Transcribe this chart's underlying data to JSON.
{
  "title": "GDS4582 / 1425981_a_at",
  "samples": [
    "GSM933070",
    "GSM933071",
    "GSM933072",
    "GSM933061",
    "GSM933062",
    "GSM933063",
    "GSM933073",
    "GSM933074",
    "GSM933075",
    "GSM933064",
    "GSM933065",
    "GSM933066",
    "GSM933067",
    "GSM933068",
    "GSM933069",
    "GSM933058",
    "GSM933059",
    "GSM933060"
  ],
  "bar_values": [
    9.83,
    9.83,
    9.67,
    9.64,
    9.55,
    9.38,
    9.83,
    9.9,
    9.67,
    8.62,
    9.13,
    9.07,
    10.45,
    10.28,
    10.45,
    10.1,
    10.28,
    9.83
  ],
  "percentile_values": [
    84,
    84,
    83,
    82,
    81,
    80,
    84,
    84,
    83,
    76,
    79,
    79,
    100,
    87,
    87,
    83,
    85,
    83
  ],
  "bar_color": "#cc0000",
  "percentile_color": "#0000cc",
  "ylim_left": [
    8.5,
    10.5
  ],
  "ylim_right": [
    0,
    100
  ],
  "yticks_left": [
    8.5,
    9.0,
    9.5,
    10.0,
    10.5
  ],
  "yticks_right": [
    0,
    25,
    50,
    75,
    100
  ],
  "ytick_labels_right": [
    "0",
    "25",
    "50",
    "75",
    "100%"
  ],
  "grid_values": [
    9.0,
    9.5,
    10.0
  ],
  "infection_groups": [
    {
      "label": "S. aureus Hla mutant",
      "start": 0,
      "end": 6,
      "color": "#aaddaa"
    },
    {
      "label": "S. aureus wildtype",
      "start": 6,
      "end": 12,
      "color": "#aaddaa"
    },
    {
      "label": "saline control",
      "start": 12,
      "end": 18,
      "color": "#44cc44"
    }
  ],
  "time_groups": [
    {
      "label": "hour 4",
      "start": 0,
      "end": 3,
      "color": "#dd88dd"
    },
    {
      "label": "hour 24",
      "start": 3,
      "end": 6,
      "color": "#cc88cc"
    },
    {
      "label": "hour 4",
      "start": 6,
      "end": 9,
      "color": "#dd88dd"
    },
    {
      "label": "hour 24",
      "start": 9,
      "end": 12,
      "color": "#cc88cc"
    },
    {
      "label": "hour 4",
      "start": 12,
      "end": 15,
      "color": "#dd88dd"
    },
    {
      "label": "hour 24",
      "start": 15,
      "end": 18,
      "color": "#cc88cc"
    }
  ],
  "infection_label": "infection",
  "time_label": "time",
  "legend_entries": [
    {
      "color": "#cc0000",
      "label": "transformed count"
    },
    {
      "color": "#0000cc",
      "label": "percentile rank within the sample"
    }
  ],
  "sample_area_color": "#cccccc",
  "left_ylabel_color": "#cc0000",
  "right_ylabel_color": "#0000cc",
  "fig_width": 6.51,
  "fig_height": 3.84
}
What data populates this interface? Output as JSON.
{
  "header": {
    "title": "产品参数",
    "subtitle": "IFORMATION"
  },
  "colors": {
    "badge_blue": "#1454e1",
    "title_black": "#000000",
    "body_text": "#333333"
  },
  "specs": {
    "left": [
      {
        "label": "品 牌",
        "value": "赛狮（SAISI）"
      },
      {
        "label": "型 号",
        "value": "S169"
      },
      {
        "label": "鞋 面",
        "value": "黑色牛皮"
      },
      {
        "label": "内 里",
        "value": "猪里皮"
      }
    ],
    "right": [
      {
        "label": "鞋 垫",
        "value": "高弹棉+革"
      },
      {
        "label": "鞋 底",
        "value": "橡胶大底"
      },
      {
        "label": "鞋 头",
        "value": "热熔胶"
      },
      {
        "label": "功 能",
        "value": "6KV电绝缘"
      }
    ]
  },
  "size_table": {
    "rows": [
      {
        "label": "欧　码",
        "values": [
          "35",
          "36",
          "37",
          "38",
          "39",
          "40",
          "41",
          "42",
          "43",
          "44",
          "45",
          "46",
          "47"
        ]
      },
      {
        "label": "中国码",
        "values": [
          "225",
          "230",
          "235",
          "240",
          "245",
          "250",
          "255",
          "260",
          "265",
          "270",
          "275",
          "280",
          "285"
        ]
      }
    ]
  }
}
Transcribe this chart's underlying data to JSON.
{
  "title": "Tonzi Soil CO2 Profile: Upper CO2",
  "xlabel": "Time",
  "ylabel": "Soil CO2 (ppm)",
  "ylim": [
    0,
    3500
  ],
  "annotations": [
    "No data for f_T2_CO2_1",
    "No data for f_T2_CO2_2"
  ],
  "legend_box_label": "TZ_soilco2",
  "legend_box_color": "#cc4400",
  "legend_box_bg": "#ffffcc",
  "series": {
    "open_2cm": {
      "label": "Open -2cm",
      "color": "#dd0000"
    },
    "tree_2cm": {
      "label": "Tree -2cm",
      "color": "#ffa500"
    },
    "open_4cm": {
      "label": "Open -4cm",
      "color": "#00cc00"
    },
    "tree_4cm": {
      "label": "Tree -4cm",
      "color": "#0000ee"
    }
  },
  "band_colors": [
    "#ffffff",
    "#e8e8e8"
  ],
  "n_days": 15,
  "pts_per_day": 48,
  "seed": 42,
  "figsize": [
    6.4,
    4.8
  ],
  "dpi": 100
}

***

What is needed
Reproduce the entries above in full, verbatim.

Worked answer
Transcribe this chart's underlying data to JSON.
{
  "title": "GDS4582 / 1425981_a_at",
  "samples": [
    "GSM933070",
    "GSM933071",
    "GSM933072",
    "GSM933061",
    "GSM933062",
    "GSM933063",
    "GSM933073",
    "GSM933074",
    "GSM933075",
    "GSM933064",
    "GSM933065",
    "GSM933066",
    "GSM933067",
    "GSM933068",
    "GSM933069",
    "GSM933058",
    "GSM933059",
    "GSM933060"
  ],
  "bar_values": [
    9.83,
    9.83,
    9.67,
    9.64,
    9.55,
    9.38,
    9.83,
    9.9,
    9.67,
    8.62,
    9.13,
    9.07,
    10.45,
    10.28,
    10.45,
    10.1,
    10.28,
    9.83
  ],
  "percentile_values": [
    84,
    84,
    83,
    82,
    81,
    80,
    84,
    84,
    83,
    76,
    79,
    79,
    100,
    87,
    87,
    83,
    85,
    83
  ],
  "bar_color": "#cc0000",
  "percentile_color": "#0000cc",
  "ylim_left": [
    8.5,
    10.5
  ],
  "ylim_right": [
    0,
    100
  ],
  "yticks_left": [
    8.5,
    9.0,
    9.5,
    10.0,
    10.5
  ],
  "yticks_right": [
    0,
    25,
    50,
    75,
    100
  ],
  "ytick_labels_right": [
    "0",
    "25",
    "50",
    "75",
    "100%"
  ],
  "grid_values": [
    9.0,
    9.5,
    10.0
  ],
  "infection_groups": [
    {
      "label": "S. aureus Hla mutant",
      "start": 0,
      "end": 6,
      "color": "#aaddaa"
    },
    {
      "label": "S. aureus wildtype",
      "start": 6,
      "end": 12,
      "color": "#aaddaa"
    },
    {
      "label": "saline control",
      "start": 12,
      "end": 18,
      "color": "#44cc44"
    }
  ],
  "time_groups": [
    {
      "label": "hour 4",
      "start": 0,
      "end": 3,
      "color": "#dd88dd"
    },
    {
      "label": "hour 24",
      "start": 3,
      "end": 6,
      "color": "#cc88cc"
    },
    {
      "label": "hour 4",
      "start": 6,
      "end": 9,
      "color": "#dd88dd"
    },
    {
      "label": "hour 24",
      "start": 9,
      "end": 12,
      "color": "#cc88cc"
    },
    {
      "label": "hour 4",
      "start": 12,
      "end": 15,
      "color": "#dd88dd"
    },
    {
      "label": "hour 24",
      "start": 15,
      "end": 18,
      "color": "#cc88cc"
    }
  ],
  "infection_label": "infection",
  "time_label": "time",
  "legend_entries": [
    {
      "color": "#cc0000",
      "label": "transformed count"
    },
    {
      "color": "#0000cc",
      "label": "percentile rank within the sample"
    }
  ],
  "sample_area_color": "#cccccc",
  "left_ylabel_color": "#cc0000",
  "right_ylabel_color": "#0000cc",
  "fig_width": 6.51,
  "fig_height": 3.84
}
What data populates this interface? Output as JSON.
{
  "header": {
    "title": "产品参数",
    "subtitle": "IFORMATION"
  },
  "colors": {
    "badge_blue": "#1454e1",
    "title_black": "#000000",
    "body_text": "#333333"
  },
  "specs": {
    "left": [
      {
        "label": "品 牌",
        "value": "赛狮（SAISI）"
      },
      {
        "label": "型 号",
        "value": "S169"
      },
      {
        "label": "鞋 面",
        "value": "黑色牛皮"
      },
      {
        "label": "内 里",
        "value": "猪里皮"
      }
    ],
    "right": [
      {
        "label": "鞋 垫",
        "value": "高弹棉+革"
      },
      {
        "label": "鞋 底",
        "value": "橡胶大底"
      },
      {
        "label": "鞋 头",
        "value": "热熔胶"
      },
      {
        "label": "功 能",
        "value": "6KV电绝缘"
      }
    ]
  },
  "size_table": {
    "rows": [
      {
        "label": "欧　码",
        "values": [
          "35",
          "36",
          "37",
          "38",
          "39",
          "40",
          "41",
          "42",
          "43",
          "44",
          "45",
          "46",
          "47"
        ]
      },
      {
        "label": "中国码",
        "values": [
          "225",
          "230",
          "235",
          "240",
          "245",
          "250",
          "255",
          "260",
          "265",
          "270",
          "275",
          "280",
          "285"
        ]
      }
    ]
  }
}
Transcribe this chart's underlying data to JSON.
{
  "title": "Tonzi Soil CO2 Profile: Upper CO2",
  "xlabel": "Time",
  "ylabel": "Soil CO2 (ppm)",
  "ylim": [
    0,
    3500
  ],
  "annotations": [
    "No data for f_T2_CO2_1",
    "No data for f_T2_CO2_2"
  ],
  "legend_box_label": "TZ_soilco2",
  "legend_box_color": "#cc4400",
  "legend_box_bg": "#ffffcc",
  "series": {
    "open_2cm": {
      "label": "Open -2cm",
      "color": "#dd0000"
    },
    "tree_2cm": {
      "label": "Tree -2cm",
      "color": "#ffa500"
    },
    "open_4cm": {
      "label": "Open -4cm",
      "color": "#00cc00"
    },
    "tree_4cm": {
      "label": "Tree -4cm",
      "color": "#0000ee"
    }
  },
  "band_colors": [
    "#ffffff",
    "#e8e8e8"
  ],
  "n_days": 15,
  "pts_per_day": 48,
  "seed": 42,
  "figsize": [
    6.4,
    4.8
  ],
  "dpi": 100
}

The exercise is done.